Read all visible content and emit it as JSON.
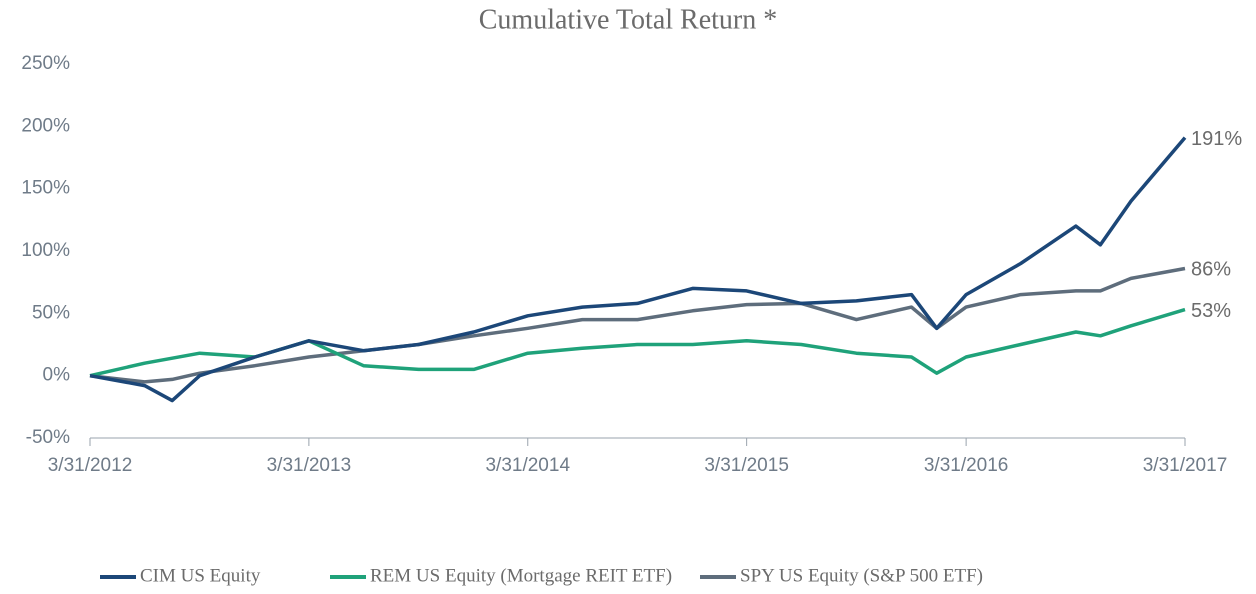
{
  "chart_data": {
    "type": "line",
    "title": "Cumulative Total Return *",
    "x": [
      "2012-03-31",
      "2012-06-30",
      "2012-08-15",
      "2012-09-30",
      "2012-12-31",
      "2013-03-31",
      "2013-06-30",
      "2013-09-30",
      "2013-12-31",
      "2014-03-31",
      "2014-06-30",
      "2014-09-30",
      "2014-12-31",
      "2015-03-31",
      "2015-06-30",
      "2015-09-30",
      "2015-12-31",
      "2016-02-11",
      "2016-03-31",
      "2016-06-30",
      "2016-09-30",
      "2016-11-10",
      "2016-12-31",
      "2017-03-31"
    ],
    "series": [
      {
        "name": "CIM US Equity",
        "color": "#1c4778",
        "values": [
          0,
          -8,
          -20,
          0,
          15,
          28,
          20,
          25,
          35,
          48,
          55,
          58,
          70,
          68,
          58,
          60,
          65,
          38,
          65,
          90,
          120,
          105,
          140,
          191
        ],
        "end_label": "191%"
      },
      {
        "name": "REM US Equity (Mortgage REIT ETF)",
        "color": "#1fa27a",
        "values": [
          0,
          10,
          14,
          18,
          15,
          28,
          8,
          5,
          5,
          18,
          22,
          25,
          25,
          28,
          25,
          18,
          15,
          2,
          15,
          25,
          35,
          32,
          40,
          53
        ],
        "end_label": "53%"
      },
      {
        "name": "SPY US Equity (S&P 500 ETF)",
        "color": "#5e6d7c",
        "values": [
          0,
          -5,
          -3,
          2,
          8,
          15,
          20,
          25,
          32,
          38,
          45,
          45,
          52,
          57,
          58,
          45,
          55,
          38,
          55,
          65,
          68,
          68,
          78,
          86
        ],
        "end_label": "86%"
      }
    ],
    "xticks": [
      {
        "value": "2012-03-31",
        "label": "3/31/2012"
      },
      {
        "value": "2013-03-31",
        "label": "3/31/2013"
      },
      {
        "value": "2014-03-31",
        "label": "3/31/2014"
      },
      {
        "value": "2015-03-31",
        "label": "3/31/2015"
      },
      {
        "value": "2016-03-31",
        "label": "3/31/2016"
      },
      {
        "value": "2017-03-31",
        "label": "3/31/2017"
      }
    ],
    "xlim": [
      "2012-03-31",
      "2017-03-31"
    ],
    "ylim": [
      -50,
      250
    ],
    "yticks": [
      {
        "value": -50,
        "label": "-50%"
      },
      {
        "value": 0,
        "label": "0%"
      },
      {
        "value": 50,
        "label": "50%"
      },
      {
        "value": 100,
        "label": "100%"
      },
      {
        "value": 150,
        "label": "150%"
      },
      {
        "value": 200,
        "label": "200%"
      },
      {
        "value": 250,
        "label": "250%"
      }
    ],
    "grid": false,
    "legend": "bottom"
  }
}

-----

PROBLEM STATEMENT:
List the lines that contain the word "color".

TASK RESPONSE:
        "color": "#1c4778",
        "color": "#1fa27a",
        "color": "#5e6d7c",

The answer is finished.